-- start of Data lines --
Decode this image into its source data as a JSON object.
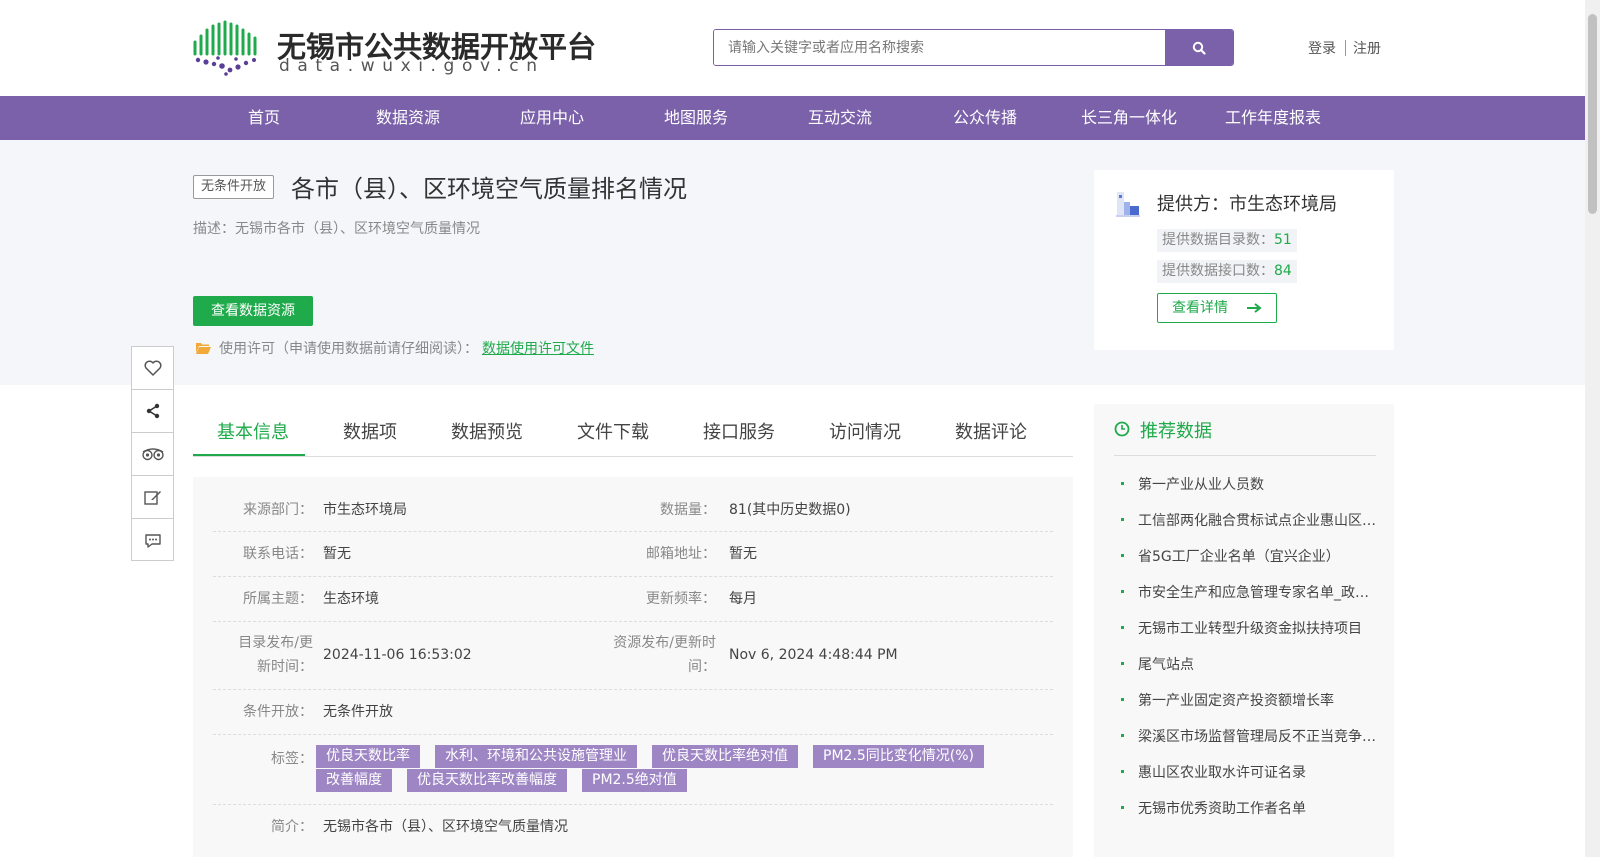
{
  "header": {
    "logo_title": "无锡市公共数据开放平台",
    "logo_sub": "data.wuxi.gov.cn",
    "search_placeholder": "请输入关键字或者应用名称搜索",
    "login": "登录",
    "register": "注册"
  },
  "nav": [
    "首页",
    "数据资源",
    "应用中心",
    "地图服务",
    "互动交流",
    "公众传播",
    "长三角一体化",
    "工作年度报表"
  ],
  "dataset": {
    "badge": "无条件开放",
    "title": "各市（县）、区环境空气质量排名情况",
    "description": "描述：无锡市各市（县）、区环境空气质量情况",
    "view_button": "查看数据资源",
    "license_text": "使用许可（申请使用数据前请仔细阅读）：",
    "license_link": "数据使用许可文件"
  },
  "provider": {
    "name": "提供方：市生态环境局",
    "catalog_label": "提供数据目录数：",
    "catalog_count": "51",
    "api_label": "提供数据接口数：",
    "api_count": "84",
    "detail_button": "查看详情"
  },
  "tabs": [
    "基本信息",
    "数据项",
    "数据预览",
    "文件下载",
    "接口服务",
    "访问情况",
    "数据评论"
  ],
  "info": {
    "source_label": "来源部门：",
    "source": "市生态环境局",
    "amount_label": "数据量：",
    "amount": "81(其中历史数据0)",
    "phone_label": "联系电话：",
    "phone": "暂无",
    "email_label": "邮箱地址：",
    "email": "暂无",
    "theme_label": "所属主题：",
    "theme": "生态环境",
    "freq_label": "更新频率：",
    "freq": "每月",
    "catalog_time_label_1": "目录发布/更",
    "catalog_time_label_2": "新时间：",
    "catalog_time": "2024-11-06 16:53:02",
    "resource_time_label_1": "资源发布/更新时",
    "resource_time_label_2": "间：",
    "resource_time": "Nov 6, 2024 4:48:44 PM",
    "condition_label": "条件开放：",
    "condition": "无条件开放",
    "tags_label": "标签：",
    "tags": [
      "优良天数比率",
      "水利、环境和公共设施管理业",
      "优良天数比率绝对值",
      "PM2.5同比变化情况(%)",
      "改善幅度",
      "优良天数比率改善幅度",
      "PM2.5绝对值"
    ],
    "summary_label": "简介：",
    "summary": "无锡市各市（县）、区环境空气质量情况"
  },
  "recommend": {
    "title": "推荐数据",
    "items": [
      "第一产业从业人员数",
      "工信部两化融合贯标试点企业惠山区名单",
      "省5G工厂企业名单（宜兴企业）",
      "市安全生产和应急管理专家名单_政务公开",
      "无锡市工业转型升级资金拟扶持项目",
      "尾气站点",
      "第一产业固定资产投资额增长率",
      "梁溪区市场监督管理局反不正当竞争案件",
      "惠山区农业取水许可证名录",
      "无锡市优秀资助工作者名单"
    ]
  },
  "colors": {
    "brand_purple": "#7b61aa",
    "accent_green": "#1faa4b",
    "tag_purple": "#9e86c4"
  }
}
-- end of Data lines --
-- start of Data lines --
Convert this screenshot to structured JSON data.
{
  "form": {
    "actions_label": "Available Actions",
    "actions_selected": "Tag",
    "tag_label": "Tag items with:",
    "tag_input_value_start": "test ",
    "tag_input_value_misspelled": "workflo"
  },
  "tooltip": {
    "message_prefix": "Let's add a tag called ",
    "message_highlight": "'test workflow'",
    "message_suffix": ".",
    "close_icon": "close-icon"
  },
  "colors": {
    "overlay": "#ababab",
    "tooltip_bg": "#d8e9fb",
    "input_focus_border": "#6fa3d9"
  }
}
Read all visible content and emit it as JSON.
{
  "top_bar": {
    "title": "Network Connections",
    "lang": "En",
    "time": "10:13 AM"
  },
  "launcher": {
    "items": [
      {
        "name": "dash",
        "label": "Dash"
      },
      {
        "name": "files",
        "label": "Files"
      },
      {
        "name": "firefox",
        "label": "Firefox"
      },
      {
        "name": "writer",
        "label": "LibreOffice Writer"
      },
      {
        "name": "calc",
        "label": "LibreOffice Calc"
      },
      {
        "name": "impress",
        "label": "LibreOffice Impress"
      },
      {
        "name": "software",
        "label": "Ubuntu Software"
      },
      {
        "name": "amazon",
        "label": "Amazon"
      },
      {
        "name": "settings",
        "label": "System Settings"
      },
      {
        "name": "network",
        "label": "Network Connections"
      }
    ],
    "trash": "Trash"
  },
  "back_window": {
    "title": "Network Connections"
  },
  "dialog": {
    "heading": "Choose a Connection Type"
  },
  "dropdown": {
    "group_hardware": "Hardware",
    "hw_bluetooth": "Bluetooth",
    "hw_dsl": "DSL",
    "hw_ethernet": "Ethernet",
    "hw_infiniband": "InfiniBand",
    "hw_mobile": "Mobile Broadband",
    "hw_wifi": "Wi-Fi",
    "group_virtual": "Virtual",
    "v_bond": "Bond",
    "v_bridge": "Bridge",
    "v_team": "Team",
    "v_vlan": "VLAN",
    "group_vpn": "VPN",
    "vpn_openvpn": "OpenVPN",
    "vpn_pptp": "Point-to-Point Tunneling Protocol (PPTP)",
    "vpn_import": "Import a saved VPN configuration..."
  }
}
-- end of Data lines --
-- start of Data lines --
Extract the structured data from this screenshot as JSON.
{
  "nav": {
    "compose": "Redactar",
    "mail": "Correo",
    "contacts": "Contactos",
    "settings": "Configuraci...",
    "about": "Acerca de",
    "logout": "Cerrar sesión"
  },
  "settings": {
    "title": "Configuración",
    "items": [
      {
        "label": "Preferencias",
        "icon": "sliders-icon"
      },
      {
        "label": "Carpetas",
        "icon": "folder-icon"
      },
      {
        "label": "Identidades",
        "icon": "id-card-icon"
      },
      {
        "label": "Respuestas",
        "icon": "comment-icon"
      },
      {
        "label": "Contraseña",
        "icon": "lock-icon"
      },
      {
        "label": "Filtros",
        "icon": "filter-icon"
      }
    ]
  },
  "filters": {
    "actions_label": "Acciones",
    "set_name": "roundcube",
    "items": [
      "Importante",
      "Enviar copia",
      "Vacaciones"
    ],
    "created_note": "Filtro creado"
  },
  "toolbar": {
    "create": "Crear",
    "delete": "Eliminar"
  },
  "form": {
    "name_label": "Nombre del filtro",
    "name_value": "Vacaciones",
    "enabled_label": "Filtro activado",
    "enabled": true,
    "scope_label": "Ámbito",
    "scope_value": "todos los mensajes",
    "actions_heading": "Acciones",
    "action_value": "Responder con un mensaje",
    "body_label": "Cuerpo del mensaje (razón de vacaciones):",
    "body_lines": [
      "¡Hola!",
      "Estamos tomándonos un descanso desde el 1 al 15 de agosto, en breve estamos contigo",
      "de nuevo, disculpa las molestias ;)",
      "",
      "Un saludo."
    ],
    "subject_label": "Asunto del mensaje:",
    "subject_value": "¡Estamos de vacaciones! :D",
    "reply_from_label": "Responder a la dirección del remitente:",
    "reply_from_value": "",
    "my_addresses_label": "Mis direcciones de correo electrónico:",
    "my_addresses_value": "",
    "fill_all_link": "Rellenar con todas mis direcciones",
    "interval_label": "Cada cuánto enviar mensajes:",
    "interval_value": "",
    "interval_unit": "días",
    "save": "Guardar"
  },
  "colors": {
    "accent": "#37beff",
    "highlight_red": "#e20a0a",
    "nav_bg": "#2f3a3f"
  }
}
-- end of Data lines --
Request:
Search the listing for the word "无锡市各市" and return each line that holds it.

Exercise response:
    "description": "描述：无锡市各市（县）、区环境空气质量情况",
    "summary": "无锡市各市（县）、区环境空气质量情况"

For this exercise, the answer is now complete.